## Start RECORDS SHOWN

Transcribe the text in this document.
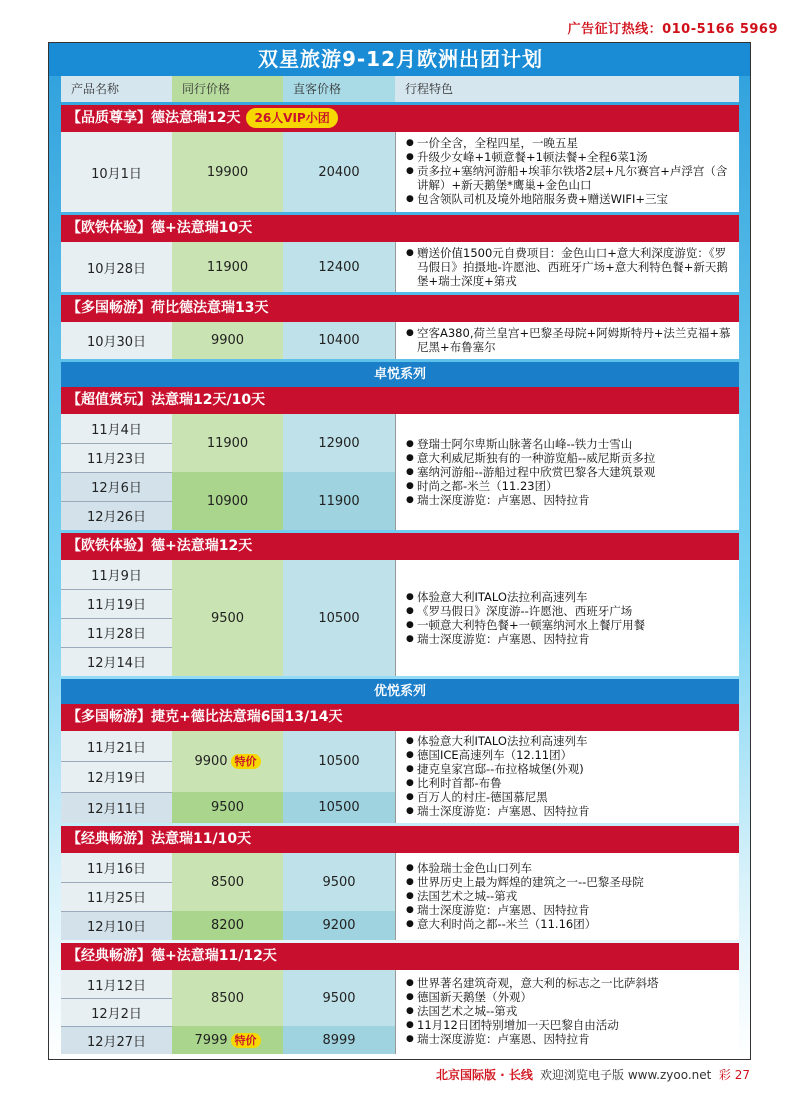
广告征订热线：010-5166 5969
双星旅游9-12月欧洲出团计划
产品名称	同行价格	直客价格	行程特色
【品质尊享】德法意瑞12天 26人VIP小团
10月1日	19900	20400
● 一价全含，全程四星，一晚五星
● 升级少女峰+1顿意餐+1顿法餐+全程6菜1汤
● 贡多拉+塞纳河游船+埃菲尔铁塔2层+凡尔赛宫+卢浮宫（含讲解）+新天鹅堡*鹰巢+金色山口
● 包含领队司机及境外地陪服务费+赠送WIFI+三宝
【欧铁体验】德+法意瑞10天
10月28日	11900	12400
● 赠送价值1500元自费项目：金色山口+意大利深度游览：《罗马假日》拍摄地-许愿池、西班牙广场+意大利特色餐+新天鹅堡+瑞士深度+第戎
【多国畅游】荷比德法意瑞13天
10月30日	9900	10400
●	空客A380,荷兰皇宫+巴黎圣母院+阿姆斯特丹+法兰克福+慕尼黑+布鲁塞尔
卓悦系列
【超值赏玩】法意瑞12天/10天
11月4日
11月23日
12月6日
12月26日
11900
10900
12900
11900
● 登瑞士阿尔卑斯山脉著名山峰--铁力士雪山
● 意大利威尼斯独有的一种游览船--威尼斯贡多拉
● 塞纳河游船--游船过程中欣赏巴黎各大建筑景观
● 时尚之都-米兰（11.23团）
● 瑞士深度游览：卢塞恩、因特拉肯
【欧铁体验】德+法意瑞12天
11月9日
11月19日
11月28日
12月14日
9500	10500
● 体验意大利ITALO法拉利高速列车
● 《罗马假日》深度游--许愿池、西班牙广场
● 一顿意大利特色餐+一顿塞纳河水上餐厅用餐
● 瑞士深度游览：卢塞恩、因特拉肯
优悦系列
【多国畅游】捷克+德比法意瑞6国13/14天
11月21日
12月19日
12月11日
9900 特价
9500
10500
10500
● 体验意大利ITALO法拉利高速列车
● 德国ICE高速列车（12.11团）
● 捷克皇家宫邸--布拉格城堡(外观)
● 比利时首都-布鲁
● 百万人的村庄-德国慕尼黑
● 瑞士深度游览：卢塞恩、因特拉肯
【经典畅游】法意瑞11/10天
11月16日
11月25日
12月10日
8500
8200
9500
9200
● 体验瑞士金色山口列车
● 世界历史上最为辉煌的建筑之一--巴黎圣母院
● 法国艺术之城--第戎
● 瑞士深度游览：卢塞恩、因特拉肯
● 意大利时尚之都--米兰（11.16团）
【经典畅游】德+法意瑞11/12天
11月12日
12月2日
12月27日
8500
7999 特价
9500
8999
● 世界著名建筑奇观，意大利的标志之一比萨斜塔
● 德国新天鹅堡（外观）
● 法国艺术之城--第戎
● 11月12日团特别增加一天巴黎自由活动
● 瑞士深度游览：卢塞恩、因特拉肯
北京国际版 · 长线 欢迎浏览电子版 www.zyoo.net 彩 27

## End RECORDS SHOWN
## Start RECORDS SHOWN

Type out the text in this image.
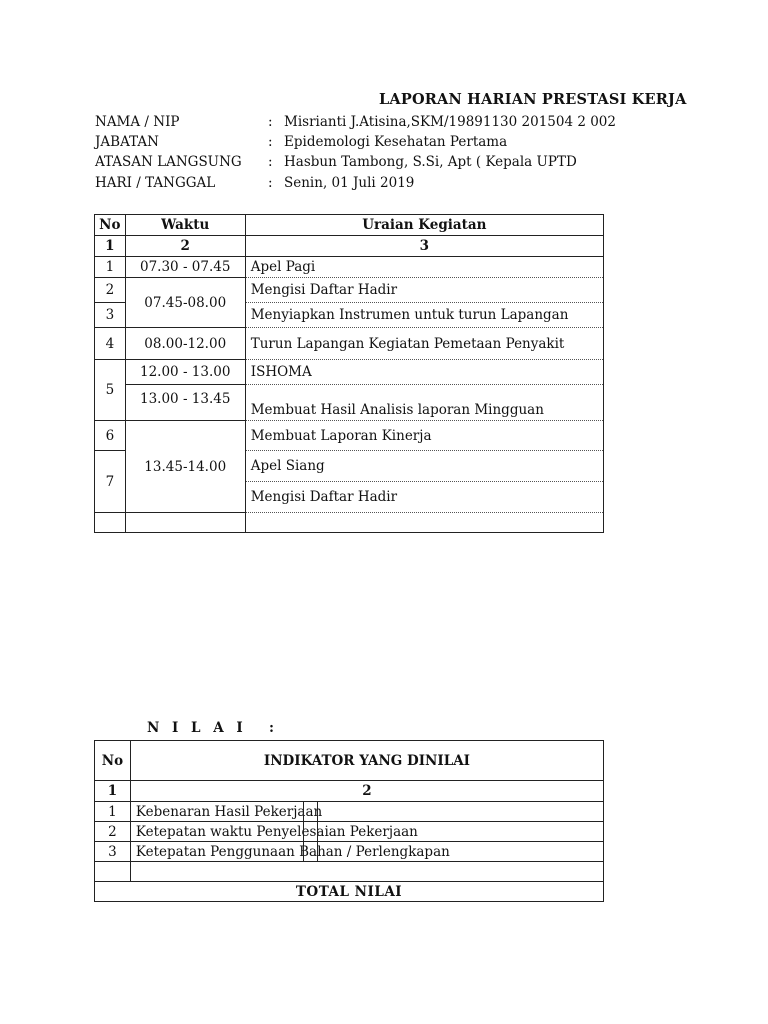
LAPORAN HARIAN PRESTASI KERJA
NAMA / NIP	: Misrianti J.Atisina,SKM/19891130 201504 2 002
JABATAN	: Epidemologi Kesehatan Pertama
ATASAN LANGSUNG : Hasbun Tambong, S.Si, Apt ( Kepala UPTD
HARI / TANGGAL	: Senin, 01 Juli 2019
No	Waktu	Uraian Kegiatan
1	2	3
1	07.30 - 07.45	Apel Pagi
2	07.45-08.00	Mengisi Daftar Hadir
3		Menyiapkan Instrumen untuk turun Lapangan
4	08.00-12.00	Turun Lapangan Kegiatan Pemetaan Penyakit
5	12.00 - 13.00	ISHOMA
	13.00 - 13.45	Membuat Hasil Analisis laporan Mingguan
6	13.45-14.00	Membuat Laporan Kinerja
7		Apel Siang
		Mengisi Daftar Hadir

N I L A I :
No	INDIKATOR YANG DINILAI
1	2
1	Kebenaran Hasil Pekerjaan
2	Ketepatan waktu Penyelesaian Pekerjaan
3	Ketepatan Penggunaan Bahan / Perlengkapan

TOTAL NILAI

## End RECORDS SHOWN

Pick out each line containing "Kegiatan" and report it.

No	Waktu	Uraian Kegiatan
4	08.00-12.00	Turun Lapangan Kegiatan Pemetaan Penyakit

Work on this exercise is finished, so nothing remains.